(Stored entries)
──────────────────────────────

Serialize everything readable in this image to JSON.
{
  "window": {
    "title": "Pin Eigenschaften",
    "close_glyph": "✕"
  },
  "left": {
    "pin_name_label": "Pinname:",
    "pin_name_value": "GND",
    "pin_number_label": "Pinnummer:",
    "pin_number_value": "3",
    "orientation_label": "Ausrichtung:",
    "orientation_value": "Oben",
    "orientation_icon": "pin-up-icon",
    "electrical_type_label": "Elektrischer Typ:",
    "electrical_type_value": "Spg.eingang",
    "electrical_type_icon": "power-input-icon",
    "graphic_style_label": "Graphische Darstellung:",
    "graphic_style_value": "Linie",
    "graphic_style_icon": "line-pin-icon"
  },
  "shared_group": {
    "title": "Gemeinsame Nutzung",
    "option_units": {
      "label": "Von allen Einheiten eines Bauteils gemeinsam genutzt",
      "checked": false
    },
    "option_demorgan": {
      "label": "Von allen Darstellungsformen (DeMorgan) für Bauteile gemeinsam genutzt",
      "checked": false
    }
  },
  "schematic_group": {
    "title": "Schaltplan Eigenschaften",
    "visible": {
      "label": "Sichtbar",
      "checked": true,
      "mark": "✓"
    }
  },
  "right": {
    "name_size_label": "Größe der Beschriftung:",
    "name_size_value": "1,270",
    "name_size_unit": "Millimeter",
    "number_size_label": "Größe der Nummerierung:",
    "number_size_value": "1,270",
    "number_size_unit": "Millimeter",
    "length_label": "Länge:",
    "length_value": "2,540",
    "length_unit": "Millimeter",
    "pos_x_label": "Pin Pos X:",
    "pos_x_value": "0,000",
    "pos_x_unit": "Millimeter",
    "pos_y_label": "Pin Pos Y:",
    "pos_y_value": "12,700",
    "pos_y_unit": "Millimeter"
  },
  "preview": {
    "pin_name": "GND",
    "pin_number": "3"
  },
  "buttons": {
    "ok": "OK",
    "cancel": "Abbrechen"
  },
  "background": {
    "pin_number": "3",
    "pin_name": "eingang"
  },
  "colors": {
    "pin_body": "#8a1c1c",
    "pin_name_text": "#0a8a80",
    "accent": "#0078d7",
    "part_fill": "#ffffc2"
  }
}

──────────────────────────────

| To be done |
Repeat all of the records above exactly as written.

| The reply |
Serialize everything readable in this image to JSON.
{
  "window": {
    "title": "Pin Eigenschaften",
    "close_glyph": "✕"
  },
  "left": {
    "pin_name_label": "Pinname:",
    "pin_name_value": "GND",
    "pin_number_label": "Pinnummer:",
    "pin_number_value": "3",
    "orientation_label": "Ausrichtung:",
    "orientation_value": "Oben",
    "orientation_icon": "pin-up-icon",
    "electrical_type_label": "Elektrischer Typ:",
    "electrical_type_value": "Spg.eingang",
    "electrical_type_icon": "power-input-icon",
    "graphic_style_label": "Graphische Darstellung:",
    "graphic_style_value": "Linie",
    "graphic_style_icon": "line-pin-icon"
  },
  "shared_group": {
    "title": "Gemeinsame Nutzung",
    "option_units": {
      "label": "Von allen Einheiten eines Bauteils gemeinsam genutzt",
      "checked": false
    },
    "option_demorgan": {
      "label": "Von allen Darstellungsformen (DeMorgan) für Bauteile gemeinsam genutzt",
      "checked": false
    }
  },
  "schematic_group": {
    "title": "Schaltplan Eigenschaften",
    "visible": {
      "label": "Sichtbar",
      "checked": true,
      "mark": "✓"
    }
  },
  "right": {
    "name_size_label": "Größe der Beschriftung:",
    "name_size_value": "1,270",
    "name_size_unit": "Millimeter",
    "number_size_label": "Größe der Nummerierung:",
    "number_size_value": "1,270",
    "number_size_unit": "Millimeter",
    "length_label": "Länge:",
    "length_value": "2,540",
    "length_unit": "Millimeter",
    "pos_x_label": "Pin Pos X:",
    "pos_x_value": "0,000",
    "pos_x_unit": "Millimeter",
    "pos_y_label": "Pin Pos Y:",
    "pos_y_value": "12,700",
    "pos_y_unit": "Millimeter"
  },
  "preview": {
    "pin_name": "GND",
    "pin_number": "3"
  },
  "buttons": {
    "ok": "OK",
    "cancel": "Abbrechen"
  },
  "background": {
    "pin_number": "3",
    "pin_name": "eingang"
  },
  "colors": {
    "pin_body": "#8a1c1c",
    "pin_name_text": "#0a8a80",
    "accent": "#0078d7",
    "part_fill": "#ffffc2"
  }
}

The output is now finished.